**Fragmento del documento:**
Corazón que no siente - Alfa y Omega

«La tranquilidad, la tranquilidad es lo que más se busca; llegas a otras piscinas de aquí de Teruel y hay un montón de panchitos, cubanos y todo eso…», explicaba cándidamente un niño ante las cámaras de Aragón Televisión, en un corte de vídeo que se hizo viral en 2015, preguntado por qué elegía ir a la piscina municipal de su pueblo frente a otras alternativas de ocio.

Me acordé de este vídeo hace poco, cuando rechacé hacerme cargo de la defensa legal de un asunto que me propuso el representante de una asociación de vecinos de un barrio de la ciudad X. Por lo visto, el Ayuntamiento de X tiene previsto abrir un centro de atención a personas sin hogar, provisto de comedor, zona de aseos y refugio nocturno, y los miembros de la asociación están movilizados en contra, estando dispuestos a llegar incluso a los tribunales si fuera preciso. Le pregunté a mi interlocutor el porqué de esta animadversión, que cualquiera de nosotros, de nuestros amigos o familiares, podría caer fácilmente en la indigencia… a lo que me respondió que sí, que muy bien, pero que atendieran a esta «chusma» fuera de su barrio, que no querían verlos por sus calles, que no querían problemas.

Justo un par de días antes había visto en el cine La zona de interés (Jonathan Glazer, 2023), extraordinaria película que cuenta la historia de una familia numerosa alemana para construir el hogar de sus sueños durante la Segunda Guerra Mundial. Durante un período de cuatro años asistimos a la intimidad del día a día de la familia Höss, del esfuerzo de los padres para dar la mejor educación posible a sus cuatro hijos, plantar y cuidar su jardín, acoger y atender a sus amigos y familiares, a la vez que el padre se desvive en su trabajo para no perder el precioso chalet que se le ha asignado en virtud del puesto de enorme responsabilidad que ocupa. Las flores, la comida, la piscina, los paseos por el campo y los baños en el río, el invernadero, el muelle, la ropa y el perro; todo, hasta el más mínimo detalle, está cuidado con mimo, para dar forma al ideal de familia sana y feliz al que los padres han consagrado su vida.

Este mundo perfecto, que a veces me recordaba al pueblo de El Show de Truman, estaba situado pared con pared con el campo de exterminio de Auschwitz. Rudolf Höss, el paterfamilias, era su despiadado director, que lo gestionó de una forma tan eficaz y profesional que sobrepasó todos los límites hasta entonces conocidos de la bestialidad humana. La genialidad de la película radica en que en ningún momento se muestra imagen alguna del campo. Este se cuela en la pantalla de modo indirecto, a través de los sonidos, los reflejos y las sombras. De manera análoga se relacionan los protagonistas con el horror que está sucediendo a solo unos centímetros de su hogar: nunca lo miran de frente, no se dejan tocar por él; es un mero decorado de fondo de su idílica casa (la chimenea del crematorio se yergue en el horizonte, justo detrás de su piscina), que han diseñado como un vergel dándole la espalda como si Auschwitz no existiera.

**Datos de origen:**
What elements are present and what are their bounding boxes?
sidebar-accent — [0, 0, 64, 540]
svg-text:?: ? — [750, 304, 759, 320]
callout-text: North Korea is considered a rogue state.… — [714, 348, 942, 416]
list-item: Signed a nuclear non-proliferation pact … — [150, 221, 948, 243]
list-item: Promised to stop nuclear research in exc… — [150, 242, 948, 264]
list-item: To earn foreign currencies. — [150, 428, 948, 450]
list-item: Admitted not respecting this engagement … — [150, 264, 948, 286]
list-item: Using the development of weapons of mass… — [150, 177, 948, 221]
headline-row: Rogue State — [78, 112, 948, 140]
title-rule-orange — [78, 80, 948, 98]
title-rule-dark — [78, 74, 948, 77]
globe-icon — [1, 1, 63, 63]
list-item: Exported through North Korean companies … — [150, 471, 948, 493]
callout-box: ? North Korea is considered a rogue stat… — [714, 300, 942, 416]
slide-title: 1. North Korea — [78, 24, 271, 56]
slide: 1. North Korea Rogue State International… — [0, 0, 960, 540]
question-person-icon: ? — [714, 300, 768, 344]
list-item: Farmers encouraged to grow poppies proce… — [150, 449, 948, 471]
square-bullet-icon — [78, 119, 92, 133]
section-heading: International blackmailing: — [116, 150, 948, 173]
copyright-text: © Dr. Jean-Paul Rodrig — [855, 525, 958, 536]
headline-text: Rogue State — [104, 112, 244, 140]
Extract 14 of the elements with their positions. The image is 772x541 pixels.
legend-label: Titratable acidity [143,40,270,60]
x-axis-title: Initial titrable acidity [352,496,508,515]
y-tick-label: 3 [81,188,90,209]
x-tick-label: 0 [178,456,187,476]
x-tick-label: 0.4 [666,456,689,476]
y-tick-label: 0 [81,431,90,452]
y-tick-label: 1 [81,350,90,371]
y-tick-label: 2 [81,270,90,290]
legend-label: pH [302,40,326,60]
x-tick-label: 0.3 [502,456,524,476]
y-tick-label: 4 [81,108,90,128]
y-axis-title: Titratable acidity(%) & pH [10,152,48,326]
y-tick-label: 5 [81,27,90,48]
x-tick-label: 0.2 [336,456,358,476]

**Lista de tareas:**
a: Según el artículo «Corazón que no siente», ¿en qué año se hizo viral el vídeo de Aragón Televisión?
b: En el artículo «Corazón que no siente», reescribe el pasaje que empieza en "Me acordé de" y acaba tras "no querían problemas.", sustituyendo "Ayuntamiento" por "Consistorio".
c: Sigue escribiendo el artículo «Corazón que no siente» a partir de su última frase.

**Respuestas esperadas:**
a: En 2015.

b:
Me acordé de este vídeo hace poco, cuando rechacé hacerme cargo de la defensa legal de un asunto que me propuso el representante de una asociación de vecinos de un barrio de la ciudad X. Por lo visto, el Consistorio de X tiene previsto abrir un centro de atención a personas sin hogar, provisto de comedor, zona de aseos y refugio nocturno, y los miembros de la asociación están movilizados en contra, estando dispuestos a llegar incluso a los tribunales si fuera preciso. Le pregunté a mi interlocutor el porqué de esta animadversión, que cualquiera de nosotros, de nuestros amigos o familiares, podría caer fácilmente en la indigencia… a lo que me respondió que sí, que muy bien, pero que atendieran a esta «chusma» fuera de su barrio, que no querían verlos por sus calles, que no querían problemas.

c:
Pero Auschwitz existe, y de manera inesperada el sufrimiento del próximo siempre encuentra resquicios por dónde penetrar hasta en la más anestesiada o distraída de las conciencias. En un momento dado, el señor Höss regala a su esposa un precioso abrigo de visón, ella se lo prueba delante del espejo y, tanteando en los bolsillos, encuentra un lápiz de labios, que el espectador puede intuir que perteneció a una mujer judía que está en el campo. La señora Höss decide probar cómo le queda el rouge, y, tras darse cuenta fugazmente de quién pudiera ser su propietaria, aunque le queda bien, rápidamente se lo quita con el trapo de la cocina. En otro momento, Rudolf Höss es recompensado por el alto mando con la misión más importante de su carrera: organizar el traslado a Auschwitz y posterior eliminación de más de 400.000 judíos húngaros. Cuando baja por las escaleras del cuartel para volver al campo a cumplir el encargo, a pesar de que acaba de pasar satisfactoriamente unas pruebas médicas, empieza a sentir náuseas y a vomitar, sin entender el por qué.

Este es el punto que tanto incomoda de la película: la familia Höss no son los otros, somos todos y cada uno de nosotros cuando damos la espalda al sufrimiento de los indigentes, de los yonquis, de los presos, de los fracasados, o de los que simplemente consideramos que no están a la altura de nuestra autootorgada superioridad moral. En el fondo, la «chusma» es, si no un obstáculo a nuestra prosperidad, al menos una molesta presencia que nos recuerda la radical precariedad de nuestros mundos perfectos. Puede que, al igual que le pasaba al niño de Aragón Televisión, la tranquilidad, la tranquilidad sea lo que más buscamos.